- _What to produce_
Go through the listing and return every line with "score" in it.

- _Rows_
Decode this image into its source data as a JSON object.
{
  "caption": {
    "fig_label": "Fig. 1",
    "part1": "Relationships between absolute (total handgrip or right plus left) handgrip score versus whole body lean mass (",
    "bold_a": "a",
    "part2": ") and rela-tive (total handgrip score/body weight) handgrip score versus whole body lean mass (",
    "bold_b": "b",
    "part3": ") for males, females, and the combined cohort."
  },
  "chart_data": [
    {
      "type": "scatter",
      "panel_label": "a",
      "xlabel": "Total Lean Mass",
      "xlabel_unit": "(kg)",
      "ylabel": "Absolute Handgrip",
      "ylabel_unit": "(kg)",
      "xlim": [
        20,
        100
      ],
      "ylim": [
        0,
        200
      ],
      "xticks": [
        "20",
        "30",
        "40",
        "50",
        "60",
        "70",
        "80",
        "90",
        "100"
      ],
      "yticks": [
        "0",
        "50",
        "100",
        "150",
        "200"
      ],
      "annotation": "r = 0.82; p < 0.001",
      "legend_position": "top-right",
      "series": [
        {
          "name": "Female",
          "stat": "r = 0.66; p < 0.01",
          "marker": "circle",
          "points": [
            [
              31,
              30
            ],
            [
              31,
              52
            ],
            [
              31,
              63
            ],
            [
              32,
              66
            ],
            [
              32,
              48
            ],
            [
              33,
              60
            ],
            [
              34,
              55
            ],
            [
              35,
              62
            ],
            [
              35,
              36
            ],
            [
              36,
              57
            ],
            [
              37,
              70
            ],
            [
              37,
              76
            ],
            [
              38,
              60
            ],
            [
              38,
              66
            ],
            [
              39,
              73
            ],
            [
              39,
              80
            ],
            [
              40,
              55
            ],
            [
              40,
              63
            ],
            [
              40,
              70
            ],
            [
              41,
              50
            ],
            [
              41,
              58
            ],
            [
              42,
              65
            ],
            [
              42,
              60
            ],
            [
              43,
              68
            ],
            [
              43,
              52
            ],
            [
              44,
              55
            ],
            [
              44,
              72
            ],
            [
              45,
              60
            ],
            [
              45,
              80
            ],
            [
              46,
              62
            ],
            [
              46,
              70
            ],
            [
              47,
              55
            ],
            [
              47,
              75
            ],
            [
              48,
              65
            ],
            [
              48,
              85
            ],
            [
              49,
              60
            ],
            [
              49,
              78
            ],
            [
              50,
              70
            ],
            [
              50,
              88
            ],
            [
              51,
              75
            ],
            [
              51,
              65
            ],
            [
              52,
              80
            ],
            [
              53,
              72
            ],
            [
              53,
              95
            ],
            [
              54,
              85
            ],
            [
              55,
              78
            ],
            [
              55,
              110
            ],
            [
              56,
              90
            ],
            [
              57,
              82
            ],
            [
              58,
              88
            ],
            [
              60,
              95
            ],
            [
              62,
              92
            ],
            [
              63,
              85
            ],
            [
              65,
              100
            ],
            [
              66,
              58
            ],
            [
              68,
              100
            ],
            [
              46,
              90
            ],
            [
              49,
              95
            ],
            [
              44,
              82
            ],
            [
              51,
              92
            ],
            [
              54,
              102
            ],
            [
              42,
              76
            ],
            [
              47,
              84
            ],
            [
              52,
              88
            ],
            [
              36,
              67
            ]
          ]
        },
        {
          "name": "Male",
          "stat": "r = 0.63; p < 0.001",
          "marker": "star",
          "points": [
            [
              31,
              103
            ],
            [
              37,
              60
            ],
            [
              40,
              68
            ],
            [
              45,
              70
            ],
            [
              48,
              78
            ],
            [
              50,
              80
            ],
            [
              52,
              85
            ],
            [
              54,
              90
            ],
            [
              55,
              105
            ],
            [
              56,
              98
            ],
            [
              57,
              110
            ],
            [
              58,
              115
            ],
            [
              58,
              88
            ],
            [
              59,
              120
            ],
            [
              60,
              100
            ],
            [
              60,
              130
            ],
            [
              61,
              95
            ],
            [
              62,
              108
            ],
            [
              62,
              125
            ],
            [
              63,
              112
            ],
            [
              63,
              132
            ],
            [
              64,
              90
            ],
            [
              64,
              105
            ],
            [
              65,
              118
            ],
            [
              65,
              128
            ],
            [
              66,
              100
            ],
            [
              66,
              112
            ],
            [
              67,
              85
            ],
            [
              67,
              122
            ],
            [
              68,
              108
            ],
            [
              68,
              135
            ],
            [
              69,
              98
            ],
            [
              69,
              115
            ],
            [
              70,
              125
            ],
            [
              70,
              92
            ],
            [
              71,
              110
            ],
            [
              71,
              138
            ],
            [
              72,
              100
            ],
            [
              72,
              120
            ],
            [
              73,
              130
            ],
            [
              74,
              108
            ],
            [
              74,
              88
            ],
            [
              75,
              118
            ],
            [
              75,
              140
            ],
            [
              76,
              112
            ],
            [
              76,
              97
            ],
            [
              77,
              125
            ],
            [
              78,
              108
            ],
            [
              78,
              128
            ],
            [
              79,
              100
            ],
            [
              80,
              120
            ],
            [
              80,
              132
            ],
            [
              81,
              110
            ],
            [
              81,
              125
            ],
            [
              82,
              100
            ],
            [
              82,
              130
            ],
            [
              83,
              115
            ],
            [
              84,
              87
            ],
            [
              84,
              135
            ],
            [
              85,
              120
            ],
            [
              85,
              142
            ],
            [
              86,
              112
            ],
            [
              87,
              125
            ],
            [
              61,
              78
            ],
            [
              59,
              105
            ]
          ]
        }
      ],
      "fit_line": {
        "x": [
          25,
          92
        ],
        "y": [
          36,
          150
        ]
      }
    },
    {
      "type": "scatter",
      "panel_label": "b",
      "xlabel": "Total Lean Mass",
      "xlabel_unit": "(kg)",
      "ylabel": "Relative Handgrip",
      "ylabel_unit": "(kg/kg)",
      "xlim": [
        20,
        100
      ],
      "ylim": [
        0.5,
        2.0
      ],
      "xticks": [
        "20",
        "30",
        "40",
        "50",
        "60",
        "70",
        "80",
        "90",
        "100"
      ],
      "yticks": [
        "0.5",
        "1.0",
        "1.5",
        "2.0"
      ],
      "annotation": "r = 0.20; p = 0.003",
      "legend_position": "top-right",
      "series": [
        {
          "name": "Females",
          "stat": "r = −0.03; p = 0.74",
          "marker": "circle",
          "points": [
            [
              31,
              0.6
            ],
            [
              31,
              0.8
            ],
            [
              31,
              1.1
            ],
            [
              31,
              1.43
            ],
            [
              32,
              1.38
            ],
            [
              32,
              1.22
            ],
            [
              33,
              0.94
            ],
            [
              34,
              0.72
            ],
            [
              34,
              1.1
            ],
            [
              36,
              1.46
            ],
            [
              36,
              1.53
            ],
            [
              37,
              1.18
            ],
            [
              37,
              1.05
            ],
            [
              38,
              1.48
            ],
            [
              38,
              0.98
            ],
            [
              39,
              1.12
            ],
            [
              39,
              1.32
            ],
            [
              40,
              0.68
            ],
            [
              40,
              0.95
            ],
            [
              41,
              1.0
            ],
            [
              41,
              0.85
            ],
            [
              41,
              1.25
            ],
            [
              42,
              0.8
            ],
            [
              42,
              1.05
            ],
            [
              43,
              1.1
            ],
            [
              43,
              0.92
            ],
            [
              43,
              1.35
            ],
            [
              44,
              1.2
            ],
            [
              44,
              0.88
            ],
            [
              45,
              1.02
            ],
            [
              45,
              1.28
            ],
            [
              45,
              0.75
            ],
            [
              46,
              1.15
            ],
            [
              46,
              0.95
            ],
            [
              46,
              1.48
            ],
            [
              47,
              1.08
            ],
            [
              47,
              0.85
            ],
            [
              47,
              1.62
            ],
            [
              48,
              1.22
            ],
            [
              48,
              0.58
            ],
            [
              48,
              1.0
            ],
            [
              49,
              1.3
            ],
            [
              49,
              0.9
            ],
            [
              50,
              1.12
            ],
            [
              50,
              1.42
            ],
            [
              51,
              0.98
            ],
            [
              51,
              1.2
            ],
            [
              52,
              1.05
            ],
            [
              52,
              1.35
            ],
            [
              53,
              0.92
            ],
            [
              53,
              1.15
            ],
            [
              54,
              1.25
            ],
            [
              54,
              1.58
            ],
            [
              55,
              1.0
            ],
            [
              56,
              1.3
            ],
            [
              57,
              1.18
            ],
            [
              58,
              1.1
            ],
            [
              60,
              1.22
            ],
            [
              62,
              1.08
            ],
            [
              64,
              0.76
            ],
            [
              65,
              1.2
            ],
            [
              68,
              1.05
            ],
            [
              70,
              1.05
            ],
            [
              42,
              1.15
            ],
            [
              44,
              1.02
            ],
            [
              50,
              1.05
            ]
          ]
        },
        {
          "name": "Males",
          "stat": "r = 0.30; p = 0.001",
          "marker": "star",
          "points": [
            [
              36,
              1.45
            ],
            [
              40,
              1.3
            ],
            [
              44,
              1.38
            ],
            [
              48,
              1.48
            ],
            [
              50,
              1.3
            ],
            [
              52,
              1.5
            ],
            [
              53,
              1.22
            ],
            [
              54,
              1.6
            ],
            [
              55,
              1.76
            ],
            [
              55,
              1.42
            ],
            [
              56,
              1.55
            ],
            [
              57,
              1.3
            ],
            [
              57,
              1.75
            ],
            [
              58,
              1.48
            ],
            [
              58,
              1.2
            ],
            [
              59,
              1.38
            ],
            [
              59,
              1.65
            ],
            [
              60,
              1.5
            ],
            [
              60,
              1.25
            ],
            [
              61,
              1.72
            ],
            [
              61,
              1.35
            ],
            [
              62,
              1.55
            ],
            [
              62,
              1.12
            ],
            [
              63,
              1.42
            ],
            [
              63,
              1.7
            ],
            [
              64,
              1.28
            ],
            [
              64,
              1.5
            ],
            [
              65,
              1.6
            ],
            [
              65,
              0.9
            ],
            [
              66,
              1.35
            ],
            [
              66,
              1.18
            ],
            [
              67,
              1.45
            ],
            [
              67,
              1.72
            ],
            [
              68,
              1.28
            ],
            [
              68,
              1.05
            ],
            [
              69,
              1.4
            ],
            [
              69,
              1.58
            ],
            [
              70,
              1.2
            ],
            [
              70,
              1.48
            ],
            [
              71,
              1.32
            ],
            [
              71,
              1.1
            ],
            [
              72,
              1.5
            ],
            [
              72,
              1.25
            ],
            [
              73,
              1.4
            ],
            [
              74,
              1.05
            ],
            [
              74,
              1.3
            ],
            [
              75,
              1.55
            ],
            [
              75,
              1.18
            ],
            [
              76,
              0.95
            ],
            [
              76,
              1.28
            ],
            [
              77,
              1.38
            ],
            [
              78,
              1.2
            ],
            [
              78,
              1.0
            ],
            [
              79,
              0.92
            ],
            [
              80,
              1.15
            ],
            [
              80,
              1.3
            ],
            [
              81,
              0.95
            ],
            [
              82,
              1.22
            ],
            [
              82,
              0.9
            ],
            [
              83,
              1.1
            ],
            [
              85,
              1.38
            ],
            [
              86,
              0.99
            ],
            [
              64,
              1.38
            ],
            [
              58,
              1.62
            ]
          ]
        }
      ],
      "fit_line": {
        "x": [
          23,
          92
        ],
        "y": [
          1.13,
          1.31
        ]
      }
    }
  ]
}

- _Answer to the exercise_
    "part1": "Relationships between absolute (total handgrip or right plus left) handgrip score versus whole body lean mass (",
    "part2": ") and rela-tive (total handgrip score/body weight) handgrip score versus whole body lean mass (",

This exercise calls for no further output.